RECORDS TO PROCESS -
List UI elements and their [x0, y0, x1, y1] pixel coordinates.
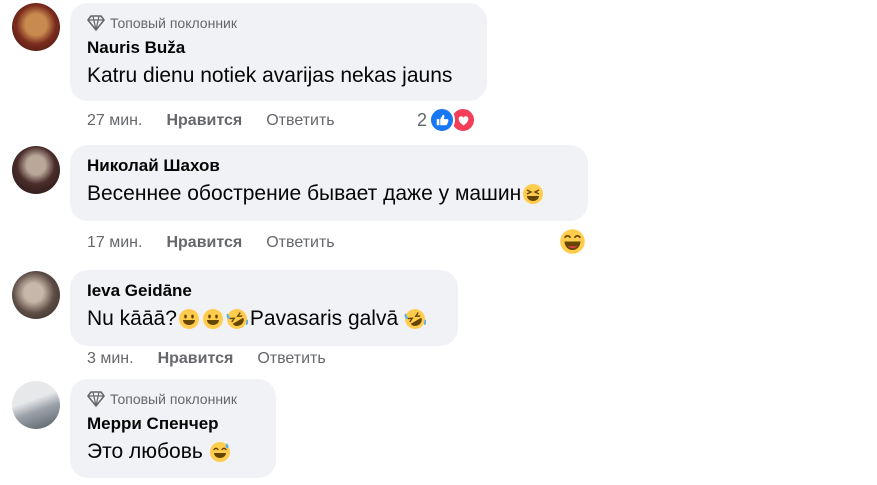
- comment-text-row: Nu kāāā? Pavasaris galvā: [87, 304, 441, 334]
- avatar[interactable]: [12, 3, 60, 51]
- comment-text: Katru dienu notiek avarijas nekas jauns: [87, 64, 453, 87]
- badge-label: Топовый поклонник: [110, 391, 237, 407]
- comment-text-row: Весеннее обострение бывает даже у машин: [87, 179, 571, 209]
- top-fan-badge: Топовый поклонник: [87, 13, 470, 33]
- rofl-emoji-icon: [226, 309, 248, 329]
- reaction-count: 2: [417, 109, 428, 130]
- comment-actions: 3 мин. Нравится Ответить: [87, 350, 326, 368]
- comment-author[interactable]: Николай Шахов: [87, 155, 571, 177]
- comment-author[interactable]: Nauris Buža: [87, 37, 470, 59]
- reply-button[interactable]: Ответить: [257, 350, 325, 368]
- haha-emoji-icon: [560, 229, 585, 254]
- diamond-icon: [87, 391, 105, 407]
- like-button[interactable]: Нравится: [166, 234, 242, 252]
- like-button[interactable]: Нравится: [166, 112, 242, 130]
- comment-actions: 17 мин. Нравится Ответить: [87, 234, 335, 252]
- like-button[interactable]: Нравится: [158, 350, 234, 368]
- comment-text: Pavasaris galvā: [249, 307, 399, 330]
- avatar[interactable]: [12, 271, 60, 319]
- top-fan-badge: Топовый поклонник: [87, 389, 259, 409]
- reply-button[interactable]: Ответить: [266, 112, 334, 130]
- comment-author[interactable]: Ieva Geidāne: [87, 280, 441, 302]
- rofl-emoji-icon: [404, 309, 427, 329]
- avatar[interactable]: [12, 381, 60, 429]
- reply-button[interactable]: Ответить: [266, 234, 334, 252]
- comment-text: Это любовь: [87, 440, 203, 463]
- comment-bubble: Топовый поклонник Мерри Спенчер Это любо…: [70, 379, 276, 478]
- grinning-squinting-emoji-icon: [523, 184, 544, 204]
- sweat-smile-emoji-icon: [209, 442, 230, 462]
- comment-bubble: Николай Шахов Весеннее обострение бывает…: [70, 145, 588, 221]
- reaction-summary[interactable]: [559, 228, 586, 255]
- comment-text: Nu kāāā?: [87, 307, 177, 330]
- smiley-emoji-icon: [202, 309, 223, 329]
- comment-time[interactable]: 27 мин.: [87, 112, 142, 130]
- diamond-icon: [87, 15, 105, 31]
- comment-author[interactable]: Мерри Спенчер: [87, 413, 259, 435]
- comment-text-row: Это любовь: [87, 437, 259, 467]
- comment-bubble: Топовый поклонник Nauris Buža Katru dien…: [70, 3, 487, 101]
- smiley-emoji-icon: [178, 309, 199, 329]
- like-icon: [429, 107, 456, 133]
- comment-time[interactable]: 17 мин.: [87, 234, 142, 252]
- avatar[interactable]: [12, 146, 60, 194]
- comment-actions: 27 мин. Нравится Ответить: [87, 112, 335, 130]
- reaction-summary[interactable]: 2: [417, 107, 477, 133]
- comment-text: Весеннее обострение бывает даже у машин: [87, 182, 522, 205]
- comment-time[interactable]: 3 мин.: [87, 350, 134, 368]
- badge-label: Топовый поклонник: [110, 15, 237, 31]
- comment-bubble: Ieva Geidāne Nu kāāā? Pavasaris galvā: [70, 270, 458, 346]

---

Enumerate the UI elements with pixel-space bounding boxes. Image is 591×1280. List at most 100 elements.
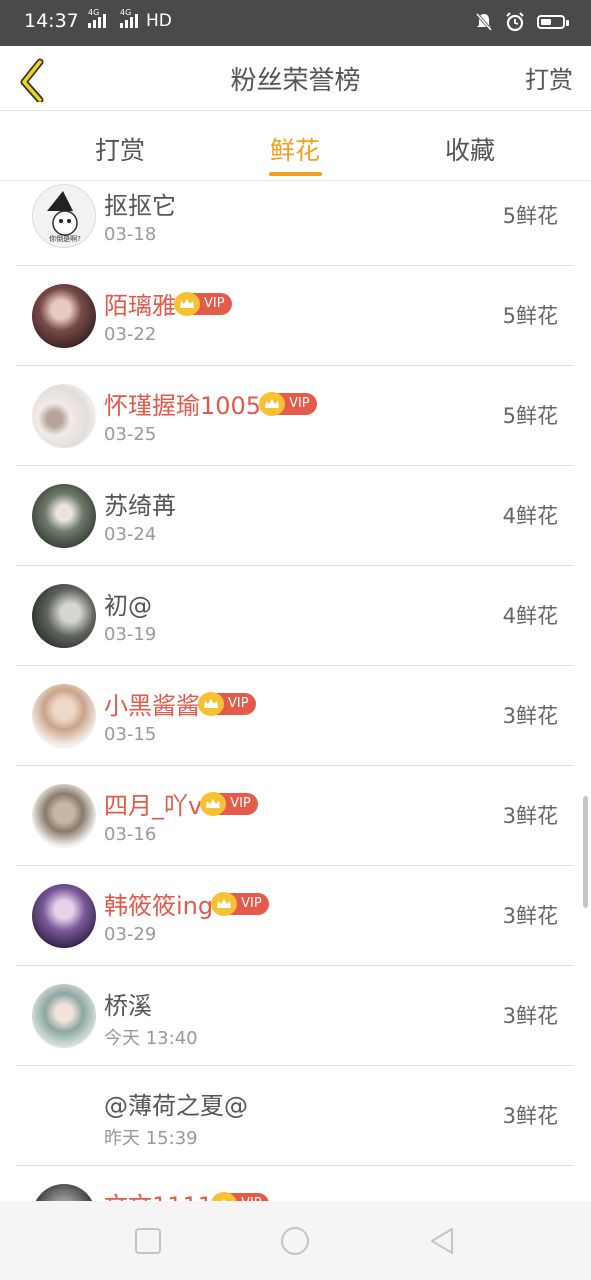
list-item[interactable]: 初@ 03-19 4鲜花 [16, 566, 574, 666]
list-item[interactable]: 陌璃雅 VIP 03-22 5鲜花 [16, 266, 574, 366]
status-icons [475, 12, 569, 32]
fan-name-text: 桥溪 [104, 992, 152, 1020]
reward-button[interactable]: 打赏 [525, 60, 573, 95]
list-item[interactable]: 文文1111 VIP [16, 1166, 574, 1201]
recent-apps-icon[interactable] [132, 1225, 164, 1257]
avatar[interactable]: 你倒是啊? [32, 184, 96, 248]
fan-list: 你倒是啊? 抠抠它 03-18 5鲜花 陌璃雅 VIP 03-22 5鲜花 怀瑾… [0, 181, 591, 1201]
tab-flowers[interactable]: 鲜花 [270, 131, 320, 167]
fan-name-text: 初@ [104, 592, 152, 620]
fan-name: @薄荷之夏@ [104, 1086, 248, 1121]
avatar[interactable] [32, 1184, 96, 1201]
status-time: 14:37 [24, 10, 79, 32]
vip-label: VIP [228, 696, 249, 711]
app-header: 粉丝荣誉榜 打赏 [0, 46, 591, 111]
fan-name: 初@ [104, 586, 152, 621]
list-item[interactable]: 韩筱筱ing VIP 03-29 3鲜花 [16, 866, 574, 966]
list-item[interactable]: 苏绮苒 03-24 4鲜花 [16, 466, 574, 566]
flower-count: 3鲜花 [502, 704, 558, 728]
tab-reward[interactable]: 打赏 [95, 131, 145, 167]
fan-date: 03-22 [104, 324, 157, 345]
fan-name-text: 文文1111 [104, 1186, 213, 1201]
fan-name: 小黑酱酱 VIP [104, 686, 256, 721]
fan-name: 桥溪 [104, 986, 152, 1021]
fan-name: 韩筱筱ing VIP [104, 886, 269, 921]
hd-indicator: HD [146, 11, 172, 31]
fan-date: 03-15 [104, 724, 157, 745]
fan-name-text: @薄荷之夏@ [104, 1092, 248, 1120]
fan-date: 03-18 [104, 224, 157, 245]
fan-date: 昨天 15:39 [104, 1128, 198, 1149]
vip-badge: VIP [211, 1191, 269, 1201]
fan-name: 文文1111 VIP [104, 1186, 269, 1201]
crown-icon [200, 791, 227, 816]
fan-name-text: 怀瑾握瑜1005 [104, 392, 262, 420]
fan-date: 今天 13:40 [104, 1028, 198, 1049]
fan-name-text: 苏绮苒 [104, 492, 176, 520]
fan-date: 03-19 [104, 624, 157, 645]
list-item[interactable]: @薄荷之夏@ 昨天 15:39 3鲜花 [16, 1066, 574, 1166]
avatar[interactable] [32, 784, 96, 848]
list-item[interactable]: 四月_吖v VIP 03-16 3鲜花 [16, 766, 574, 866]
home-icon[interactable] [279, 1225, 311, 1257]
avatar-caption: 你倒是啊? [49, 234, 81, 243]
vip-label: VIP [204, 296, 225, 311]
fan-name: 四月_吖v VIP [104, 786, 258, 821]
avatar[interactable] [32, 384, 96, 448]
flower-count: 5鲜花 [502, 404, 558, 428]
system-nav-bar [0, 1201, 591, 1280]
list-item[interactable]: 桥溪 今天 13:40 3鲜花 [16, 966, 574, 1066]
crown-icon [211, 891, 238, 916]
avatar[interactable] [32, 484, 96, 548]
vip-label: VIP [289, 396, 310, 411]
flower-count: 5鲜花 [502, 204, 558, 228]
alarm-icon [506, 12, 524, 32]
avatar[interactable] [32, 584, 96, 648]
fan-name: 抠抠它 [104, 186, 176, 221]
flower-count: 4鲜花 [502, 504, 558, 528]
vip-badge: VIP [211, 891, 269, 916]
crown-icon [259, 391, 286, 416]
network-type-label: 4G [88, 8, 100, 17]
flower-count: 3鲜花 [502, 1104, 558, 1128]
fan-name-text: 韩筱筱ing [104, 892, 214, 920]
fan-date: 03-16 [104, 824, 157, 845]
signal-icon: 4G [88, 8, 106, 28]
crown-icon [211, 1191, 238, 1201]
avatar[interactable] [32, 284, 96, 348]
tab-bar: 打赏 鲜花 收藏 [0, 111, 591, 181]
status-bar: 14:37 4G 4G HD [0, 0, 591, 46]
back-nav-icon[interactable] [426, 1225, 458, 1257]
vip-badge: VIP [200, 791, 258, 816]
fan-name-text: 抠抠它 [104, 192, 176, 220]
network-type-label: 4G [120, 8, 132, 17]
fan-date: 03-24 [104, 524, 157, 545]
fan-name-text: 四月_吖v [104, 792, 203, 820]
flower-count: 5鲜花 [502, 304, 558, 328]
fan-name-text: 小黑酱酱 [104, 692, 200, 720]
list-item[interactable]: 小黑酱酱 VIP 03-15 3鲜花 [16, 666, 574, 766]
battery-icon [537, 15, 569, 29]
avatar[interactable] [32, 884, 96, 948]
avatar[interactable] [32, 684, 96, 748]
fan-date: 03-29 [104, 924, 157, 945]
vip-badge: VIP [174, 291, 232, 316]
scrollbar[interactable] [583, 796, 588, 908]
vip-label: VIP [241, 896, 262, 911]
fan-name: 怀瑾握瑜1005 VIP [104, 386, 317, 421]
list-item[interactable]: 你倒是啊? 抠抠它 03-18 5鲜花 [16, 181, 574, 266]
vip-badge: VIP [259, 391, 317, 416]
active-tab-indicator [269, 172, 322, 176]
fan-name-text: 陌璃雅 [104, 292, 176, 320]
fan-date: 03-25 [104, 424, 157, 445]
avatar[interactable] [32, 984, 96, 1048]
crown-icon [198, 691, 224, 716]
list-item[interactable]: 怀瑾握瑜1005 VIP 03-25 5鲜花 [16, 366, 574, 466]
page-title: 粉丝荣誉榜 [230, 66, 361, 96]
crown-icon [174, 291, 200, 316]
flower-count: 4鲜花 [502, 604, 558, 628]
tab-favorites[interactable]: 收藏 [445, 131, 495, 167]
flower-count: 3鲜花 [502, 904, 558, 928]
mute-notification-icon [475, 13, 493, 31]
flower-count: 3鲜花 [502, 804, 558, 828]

WHAT IS EXPECTED - Could you rewrite the rows between the one holding "list-item[interactable]: 初@ 03-19" and the one holding "recent-apps-icon[interactable] [132, 1225, 164, 1257]", inclusive, as a Markdown table with the columns Number and Row content, leaving out any blank lines?

ANSWER FOR THE TASK -
| Number | Row content |
|---|---|
| 1 | list-item[interactable]: 初@ 03-19 4鲜花 [16, 566, 574, 666] |
| 2 | list-item[interactable]: 陌璃雅 VIP 03-22 5鲜花 [16, 266, 574, 366] |
| 3 | status-icons [475, 12, 569, 32] |
| 4 | fan-name-text: 桥溪 [104, 992, 152, 1020] |
| 5 | reward-button[interactable]: 打赏 [525, 60, 573, 95] |
| 6 | list-item[interactable]: 文文1111 VIP [16, 1166, 574, 1201] |
| 7 | recent-apps-icon[interactable] [132, 1225, 164, 1257] |